--- BEGIN Records for this task ---
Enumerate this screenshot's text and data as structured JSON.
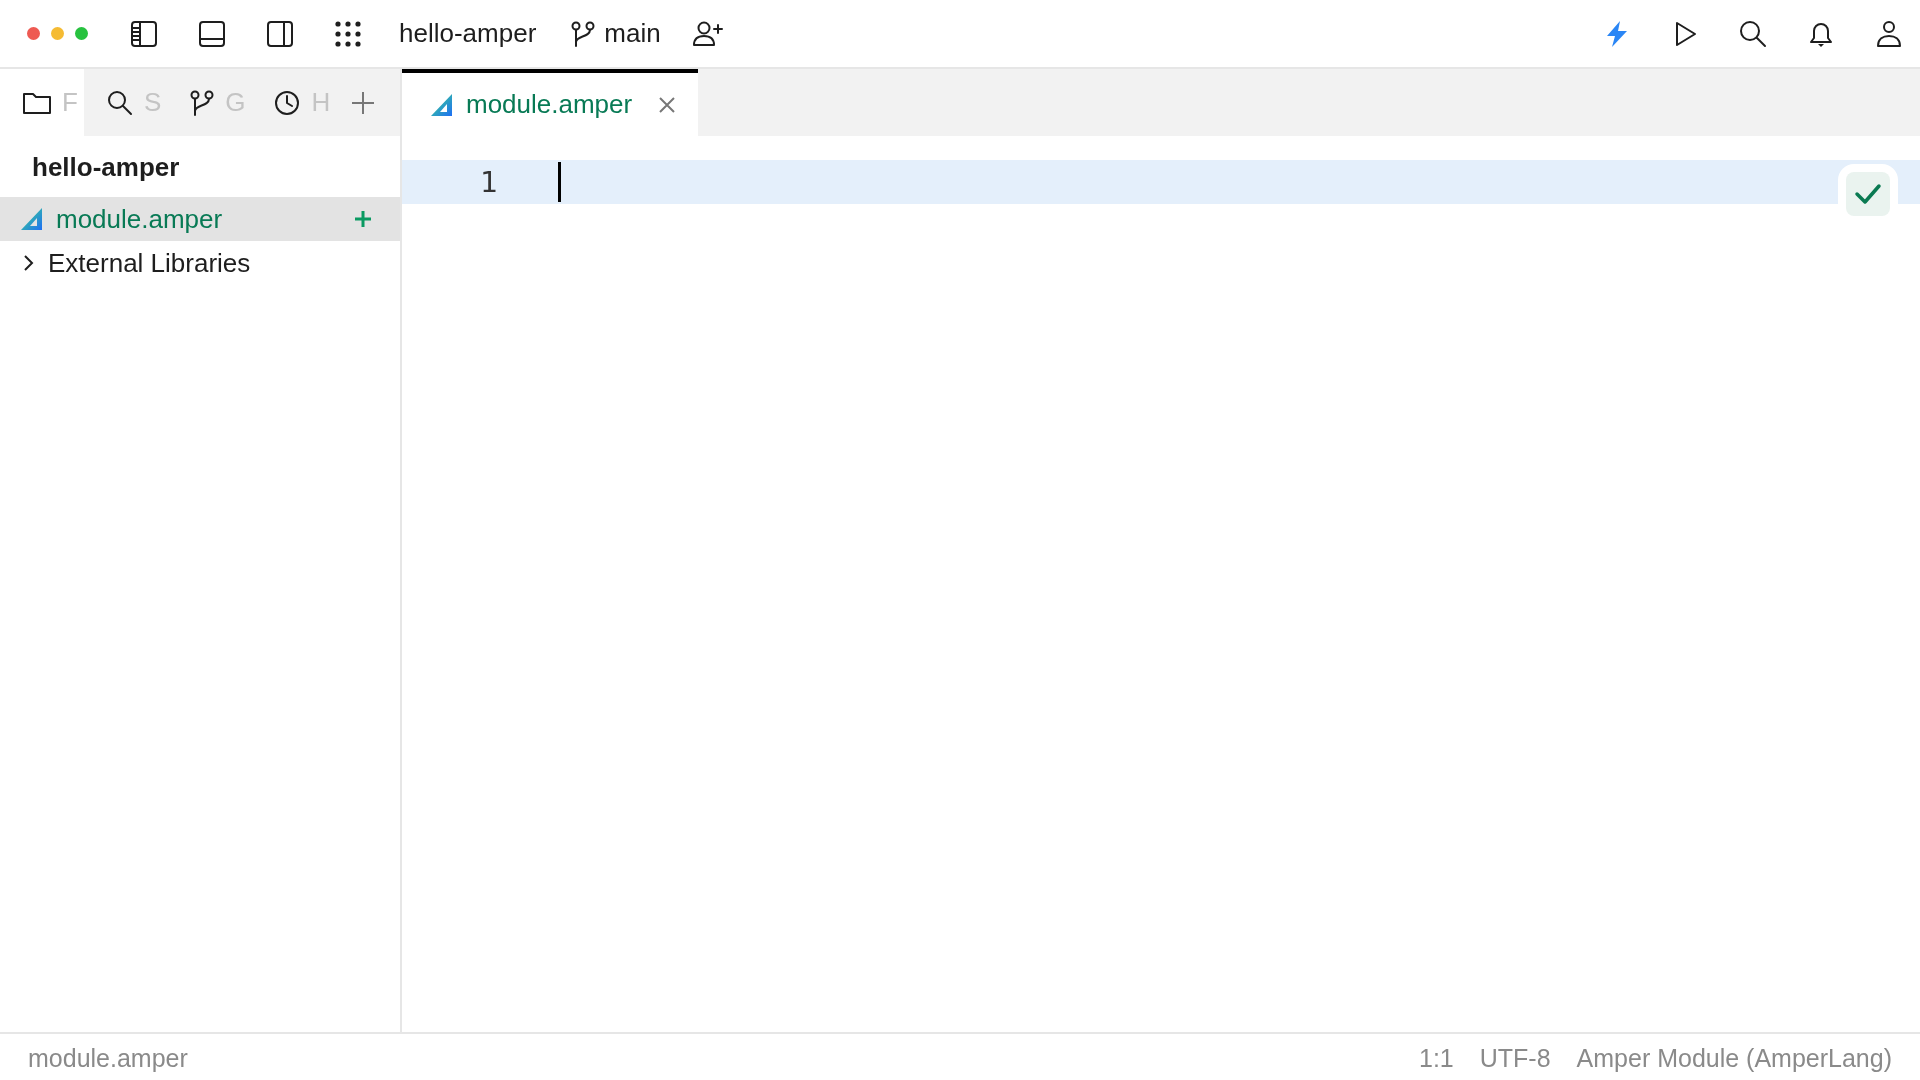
{
  "toolbar": {
    "project": "hello-amper",
    "branch": "main"
  },
  "sidebar": {
    "tabs": [
      {
        "label": "F",
        "selected": true
      },
      {
        "label": "S",
        "selected": false
      },
      {
        "label": "G",
        "selected": false
      },
      {
        "label": "H",
        "selected": false
      }
    ],
    "title": "hello-amper",
    "tree": [
      {
        "kind": "file",
        "label": "module.amper",
        "selected": true
      },
      {
        "kind": "folder",
        "label": "External Libraries",
        "selected": false,
        "expanded": false
      }
    ]
  },
  "editor": {
    "tabs": [
      {
        "label": "module.amper",
        "selected": true
      }
    ],
    "lines": [
      {
        "number": "1",
        "current": true
      }
    ]
  },
  "status_bar": {
    "file": "module.amper",
    "position": "1:1",
    "encoding": "UTF-8",
    "file_type": "Amper Module (AmperLang)"
  }
}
--- END Records for this task ---
> [Task objective]: Omit every image. Quote each record exactly.

> [Exercise solution]:
Enumerate this screenshot's text and data as structured JSON.
{
  "toolbar": {
    "project": "hello-amper",
    "branch": "main"
  },
  "sidebar": {
    "tabs": [
      {
        "label": "F",
        "selected": true
      },
      {
        "label": "S",
        "selected": false
      },
      {
        "label": "G",
        "selected": false
      },
      {
        "label": "H",
        "selected": false
      }
    ],
    "title": "hello-amper",
    "tree": [
      {
        "kind": "file",
        "label": "module.amper",
        "selected": true
      },
      {
        "kind": "folder",
        "label": "External Libraries",
        "selected": false,
        "expanded": false
      }
    ]
  },
  "editor": {
    "tabs": [
      {
        "label": "module.amper",
        "selected": true
      }
    ],
    "lines": [
      {
        "number": "1",
        "current": true
      }
    ]
  },
  "status_bar": {
    "file": "module.amper",
    "position": "1:1",
    "encoding": "UTF-8",
    "file_type": "Amper Module (AmperLang)"
  }
}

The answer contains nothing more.